Task instructions
Below are some records. Pull every line that contains the word "this".

Dataset extract
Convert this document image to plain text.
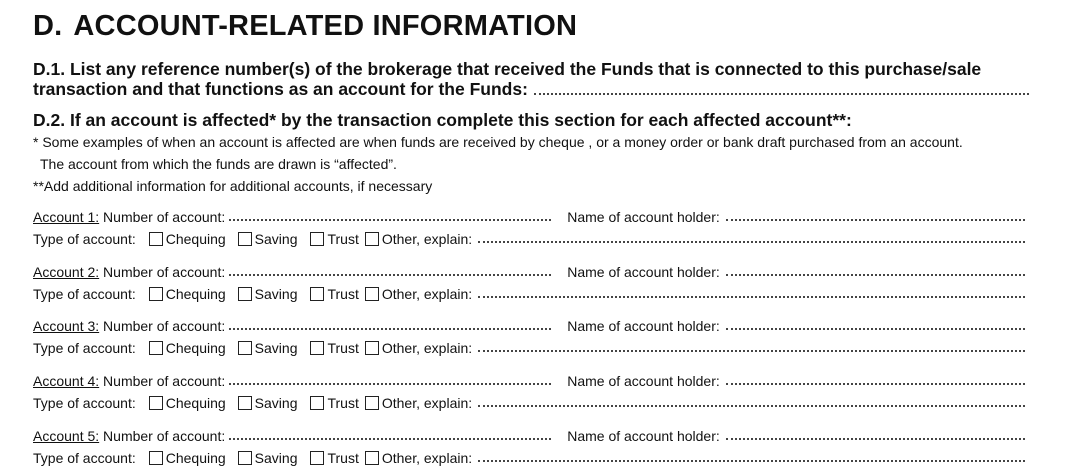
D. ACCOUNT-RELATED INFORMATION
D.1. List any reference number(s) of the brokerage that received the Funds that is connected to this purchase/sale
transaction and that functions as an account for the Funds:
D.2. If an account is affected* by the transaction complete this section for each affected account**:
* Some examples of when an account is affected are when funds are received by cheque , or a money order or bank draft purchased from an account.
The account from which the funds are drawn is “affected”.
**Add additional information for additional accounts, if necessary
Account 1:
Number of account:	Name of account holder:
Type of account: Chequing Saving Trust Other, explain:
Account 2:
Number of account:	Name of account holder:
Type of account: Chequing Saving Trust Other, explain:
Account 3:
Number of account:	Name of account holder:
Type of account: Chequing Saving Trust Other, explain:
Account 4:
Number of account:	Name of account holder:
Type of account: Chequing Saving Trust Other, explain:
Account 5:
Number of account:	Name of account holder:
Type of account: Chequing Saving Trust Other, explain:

Task response
Convert this document image to plain text.
D.1. List any reference number(s) of the brokerage that received the Funds that is connected to this purchase/sale
D.2. If an account is affected* by the transaction complete this section for each affected account**:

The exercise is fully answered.